Task statement
Find how many lines in the material contain "subtitle"; your answer should be that number alone.

Records for the exercise
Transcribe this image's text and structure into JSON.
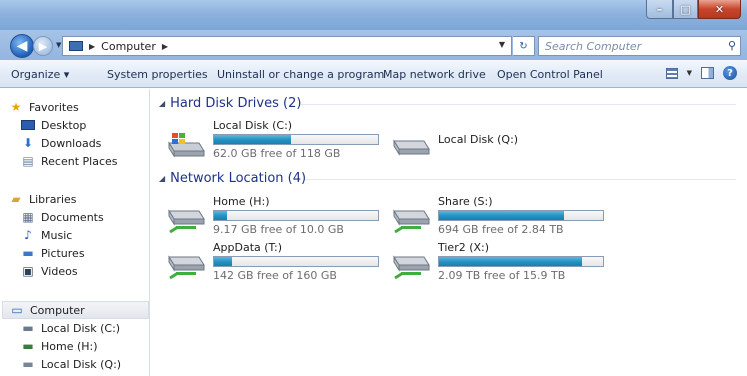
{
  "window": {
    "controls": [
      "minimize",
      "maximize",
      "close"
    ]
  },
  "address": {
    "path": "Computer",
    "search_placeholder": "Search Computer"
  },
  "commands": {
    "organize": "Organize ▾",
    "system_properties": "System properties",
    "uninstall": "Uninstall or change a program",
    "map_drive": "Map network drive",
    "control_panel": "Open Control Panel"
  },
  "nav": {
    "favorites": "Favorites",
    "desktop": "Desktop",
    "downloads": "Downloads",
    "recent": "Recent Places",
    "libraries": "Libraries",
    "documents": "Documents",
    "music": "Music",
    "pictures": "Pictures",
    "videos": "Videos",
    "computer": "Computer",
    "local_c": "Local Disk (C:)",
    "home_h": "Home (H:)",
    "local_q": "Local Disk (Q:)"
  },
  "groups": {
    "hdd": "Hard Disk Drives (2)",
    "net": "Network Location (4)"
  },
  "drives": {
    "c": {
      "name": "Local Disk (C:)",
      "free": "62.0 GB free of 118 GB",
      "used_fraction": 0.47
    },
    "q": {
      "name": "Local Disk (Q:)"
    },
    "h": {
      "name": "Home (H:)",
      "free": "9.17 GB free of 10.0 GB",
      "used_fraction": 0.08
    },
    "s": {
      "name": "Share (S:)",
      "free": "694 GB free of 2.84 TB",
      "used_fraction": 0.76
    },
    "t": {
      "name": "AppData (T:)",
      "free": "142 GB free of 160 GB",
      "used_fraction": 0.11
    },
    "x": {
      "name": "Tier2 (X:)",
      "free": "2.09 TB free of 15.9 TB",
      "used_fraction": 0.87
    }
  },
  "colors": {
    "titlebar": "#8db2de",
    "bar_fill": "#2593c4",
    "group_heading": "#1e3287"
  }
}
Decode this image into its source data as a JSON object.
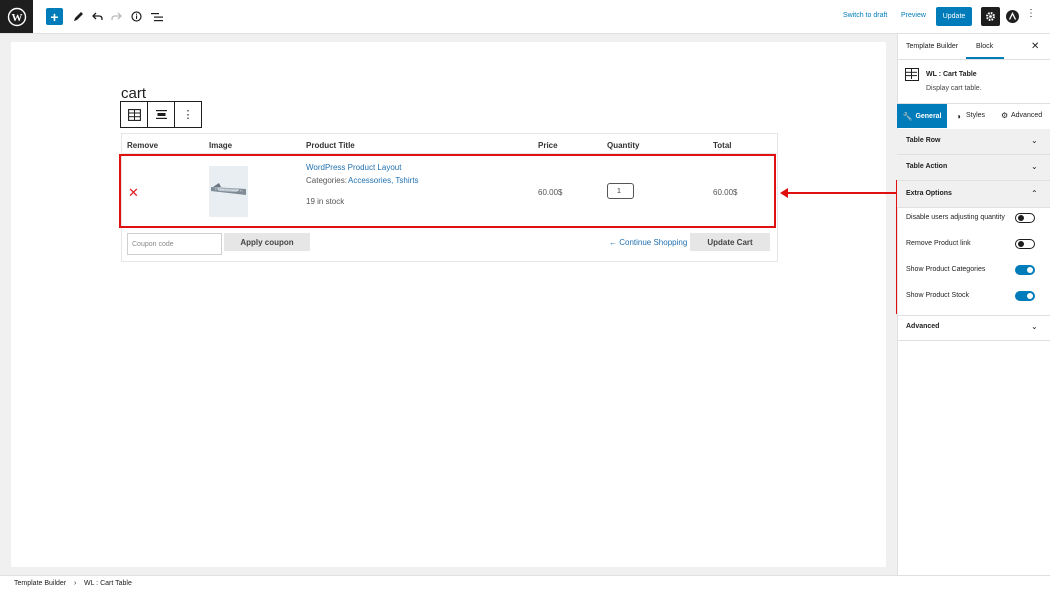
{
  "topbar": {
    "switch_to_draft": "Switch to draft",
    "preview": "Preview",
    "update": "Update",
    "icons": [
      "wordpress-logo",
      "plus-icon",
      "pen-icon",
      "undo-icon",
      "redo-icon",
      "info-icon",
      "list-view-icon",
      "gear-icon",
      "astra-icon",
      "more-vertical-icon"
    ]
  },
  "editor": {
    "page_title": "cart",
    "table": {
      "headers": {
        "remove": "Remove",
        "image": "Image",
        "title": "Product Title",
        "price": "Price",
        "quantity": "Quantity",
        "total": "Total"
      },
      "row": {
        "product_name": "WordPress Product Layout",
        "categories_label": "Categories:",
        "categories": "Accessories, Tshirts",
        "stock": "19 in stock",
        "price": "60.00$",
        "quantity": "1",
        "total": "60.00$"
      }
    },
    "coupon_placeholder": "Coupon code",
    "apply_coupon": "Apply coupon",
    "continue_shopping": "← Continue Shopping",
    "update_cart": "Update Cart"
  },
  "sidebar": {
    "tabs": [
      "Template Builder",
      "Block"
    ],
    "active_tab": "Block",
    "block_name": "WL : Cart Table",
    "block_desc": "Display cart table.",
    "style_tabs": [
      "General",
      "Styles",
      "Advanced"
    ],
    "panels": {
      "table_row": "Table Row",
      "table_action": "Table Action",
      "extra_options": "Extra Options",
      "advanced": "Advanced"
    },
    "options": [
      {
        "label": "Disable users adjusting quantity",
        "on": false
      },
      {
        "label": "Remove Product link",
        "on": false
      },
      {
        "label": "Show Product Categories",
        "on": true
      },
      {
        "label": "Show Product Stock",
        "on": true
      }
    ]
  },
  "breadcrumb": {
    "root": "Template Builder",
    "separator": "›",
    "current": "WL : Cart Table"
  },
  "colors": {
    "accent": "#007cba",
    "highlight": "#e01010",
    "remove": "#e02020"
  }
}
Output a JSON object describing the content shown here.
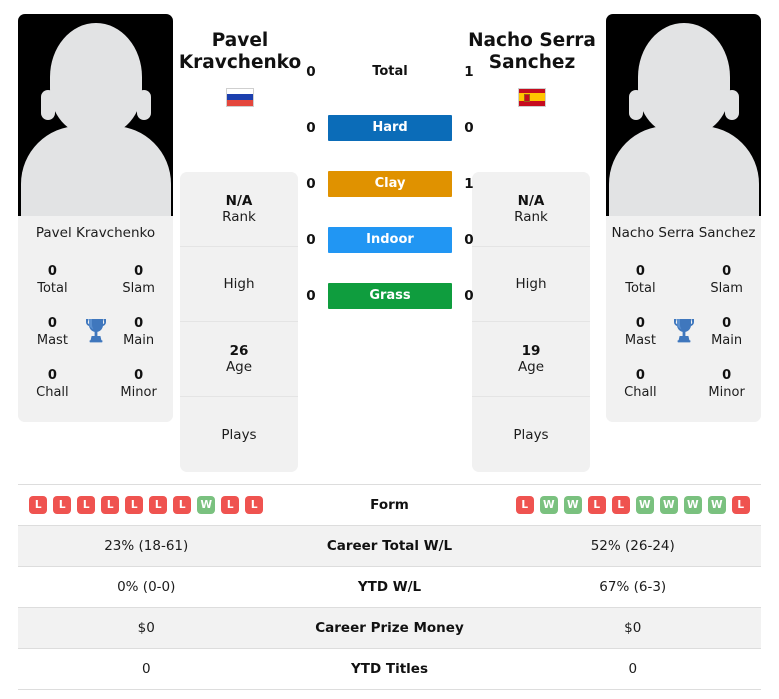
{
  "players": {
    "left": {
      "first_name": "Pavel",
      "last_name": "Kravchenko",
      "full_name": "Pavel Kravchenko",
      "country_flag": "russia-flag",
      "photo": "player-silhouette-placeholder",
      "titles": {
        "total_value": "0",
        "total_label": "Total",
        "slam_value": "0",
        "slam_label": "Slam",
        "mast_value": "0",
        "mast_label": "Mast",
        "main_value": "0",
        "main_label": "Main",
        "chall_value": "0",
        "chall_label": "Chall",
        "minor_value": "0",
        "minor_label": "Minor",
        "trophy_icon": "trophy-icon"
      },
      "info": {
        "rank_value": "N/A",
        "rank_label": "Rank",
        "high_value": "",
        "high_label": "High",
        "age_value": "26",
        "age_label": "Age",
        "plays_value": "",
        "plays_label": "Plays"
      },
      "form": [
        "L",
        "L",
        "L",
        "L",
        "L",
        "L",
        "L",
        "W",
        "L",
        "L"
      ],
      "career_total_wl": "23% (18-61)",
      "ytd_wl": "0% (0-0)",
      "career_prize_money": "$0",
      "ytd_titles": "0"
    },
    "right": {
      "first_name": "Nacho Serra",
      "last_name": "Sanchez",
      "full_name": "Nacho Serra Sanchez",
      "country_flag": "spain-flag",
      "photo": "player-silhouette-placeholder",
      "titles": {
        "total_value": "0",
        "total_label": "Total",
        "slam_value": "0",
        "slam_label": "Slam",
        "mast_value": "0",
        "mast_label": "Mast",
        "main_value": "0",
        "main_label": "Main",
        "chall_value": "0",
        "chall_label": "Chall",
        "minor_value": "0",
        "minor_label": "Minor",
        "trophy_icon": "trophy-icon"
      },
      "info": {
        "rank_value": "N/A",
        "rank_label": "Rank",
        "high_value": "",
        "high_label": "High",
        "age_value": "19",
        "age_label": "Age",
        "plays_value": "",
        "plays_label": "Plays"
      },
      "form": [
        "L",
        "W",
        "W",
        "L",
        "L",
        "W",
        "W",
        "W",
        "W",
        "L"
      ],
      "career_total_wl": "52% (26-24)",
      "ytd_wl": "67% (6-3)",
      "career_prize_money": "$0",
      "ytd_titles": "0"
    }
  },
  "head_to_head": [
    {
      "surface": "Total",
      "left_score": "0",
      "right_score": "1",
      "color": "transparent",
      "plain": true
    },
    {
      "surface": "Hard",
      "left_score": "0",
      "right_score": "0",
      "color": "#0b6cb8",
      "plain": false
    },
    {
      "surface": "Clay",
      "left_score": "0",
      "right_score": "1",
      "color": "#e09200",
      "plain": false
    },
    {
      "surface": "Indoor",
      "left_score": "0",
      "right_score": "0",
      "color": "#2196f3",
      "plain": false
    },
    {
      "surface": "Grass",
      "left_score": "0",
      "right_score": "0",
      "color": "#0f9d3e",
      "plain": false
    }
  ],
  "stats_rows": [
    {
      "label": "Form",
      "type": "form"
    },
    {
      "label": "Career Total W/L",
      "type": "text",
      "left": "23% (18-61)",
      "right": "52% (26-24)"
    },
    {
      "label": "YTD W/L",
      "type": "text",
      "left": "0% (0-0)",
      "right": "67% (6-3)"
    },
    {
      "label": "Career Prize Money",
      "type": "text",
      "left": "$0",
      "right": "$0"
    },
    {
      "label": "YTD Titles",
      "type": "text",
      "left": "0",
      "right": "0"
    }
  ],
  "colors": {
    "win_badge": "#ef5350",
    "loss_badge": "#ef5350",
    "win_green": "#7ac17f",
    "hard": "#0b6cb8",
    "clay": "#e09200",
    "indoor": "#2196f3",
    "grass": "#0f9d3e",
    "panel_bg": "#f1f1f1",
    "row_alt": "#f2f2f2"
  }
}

--

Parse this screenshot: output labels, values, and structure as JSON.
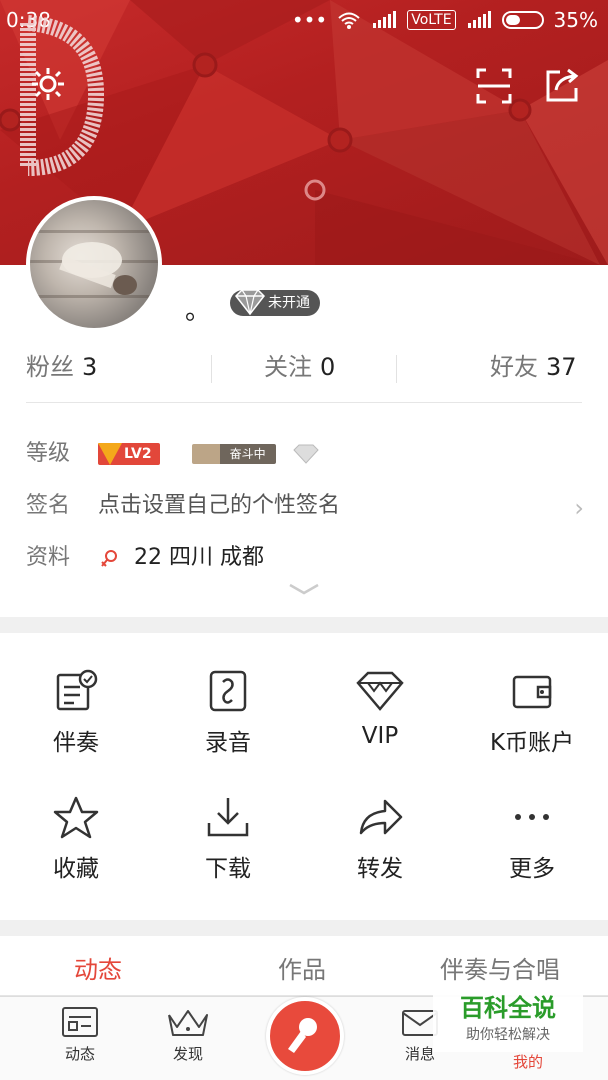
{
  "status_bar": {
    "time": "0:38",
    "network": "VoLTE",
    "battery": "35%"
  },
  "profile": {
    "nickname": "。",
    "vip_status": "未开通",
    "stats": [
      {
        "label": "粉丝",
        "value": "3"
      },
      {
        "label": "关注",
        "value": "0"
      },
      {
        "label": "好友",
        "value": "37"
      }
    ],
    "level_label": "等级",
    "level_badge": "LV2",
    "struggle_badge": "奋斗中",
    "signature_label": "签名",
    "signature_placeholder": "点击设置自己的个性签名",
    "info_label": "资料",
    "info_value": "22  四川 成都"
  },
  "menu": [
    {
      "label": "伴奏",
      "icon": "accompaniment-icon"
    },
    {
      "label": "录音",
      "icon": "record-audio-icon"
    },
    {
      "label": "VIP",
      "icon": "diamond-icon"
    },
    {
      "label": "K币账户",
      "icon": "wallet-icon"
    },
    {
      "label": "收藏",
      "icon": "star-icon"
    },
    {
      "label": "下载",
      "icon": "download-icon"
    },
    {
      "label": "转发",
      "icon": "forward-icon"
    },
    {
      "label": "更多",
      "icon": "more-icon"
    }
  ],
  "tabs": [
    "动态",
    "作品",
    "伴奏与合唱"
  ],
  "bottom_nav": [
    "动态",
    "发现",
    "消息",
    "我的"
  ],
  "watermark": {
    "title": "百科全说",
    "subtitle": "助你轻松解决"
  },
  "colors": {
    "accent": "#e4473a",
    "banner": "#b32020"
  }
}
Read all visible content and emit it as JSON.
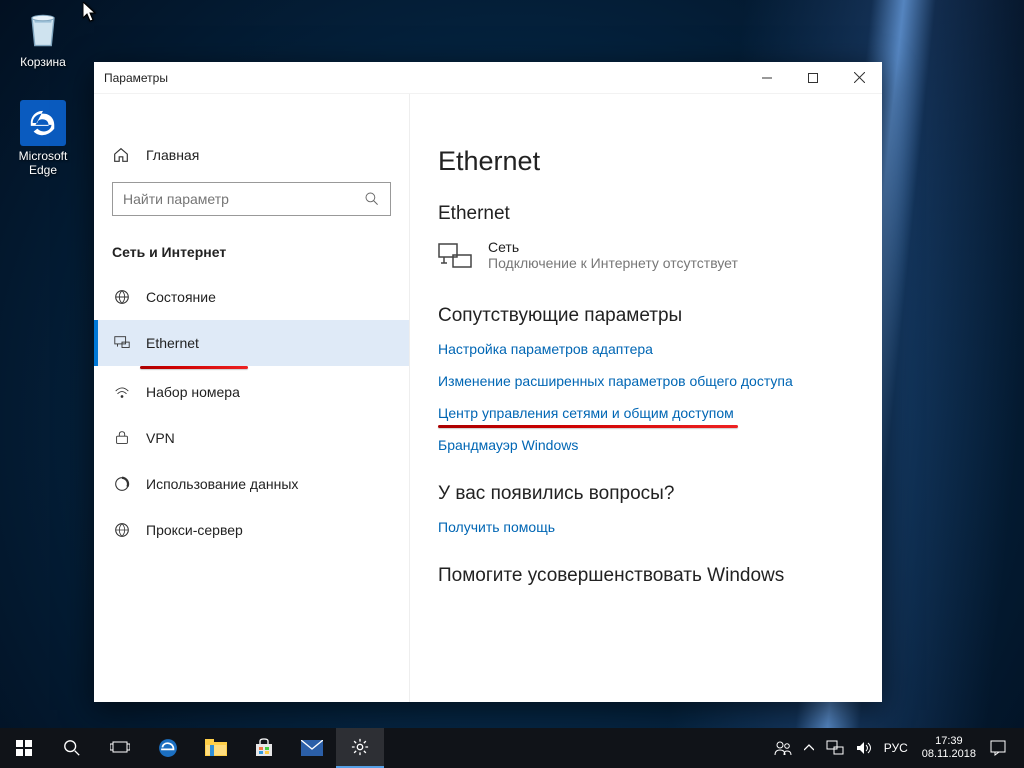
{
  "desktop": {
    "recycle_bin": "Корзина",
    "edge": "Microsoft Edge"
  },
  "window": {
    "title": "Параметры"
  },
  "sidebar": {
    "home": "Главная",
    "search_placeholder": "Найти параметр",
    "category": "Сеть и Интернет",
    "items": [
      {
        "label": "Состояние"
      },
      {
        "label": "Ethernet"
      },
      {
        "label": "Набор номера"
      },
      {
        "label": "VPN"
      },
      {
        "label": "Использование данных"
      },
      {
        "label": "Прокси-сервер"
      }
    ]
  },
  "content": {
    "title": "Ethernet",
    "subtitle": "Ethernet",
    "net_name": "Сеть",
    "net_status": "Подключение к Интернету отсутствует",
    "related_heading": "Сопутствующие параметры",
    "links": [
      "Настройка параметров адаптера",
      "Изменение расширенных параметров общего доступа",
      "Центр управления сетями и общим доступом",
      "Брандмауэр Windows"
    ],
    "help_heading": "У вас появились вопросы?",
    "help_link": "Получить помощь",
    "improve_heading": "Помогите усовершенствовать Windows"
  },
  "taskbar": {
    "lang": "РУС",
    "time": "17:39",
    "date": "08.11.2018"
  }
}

Response to the task
2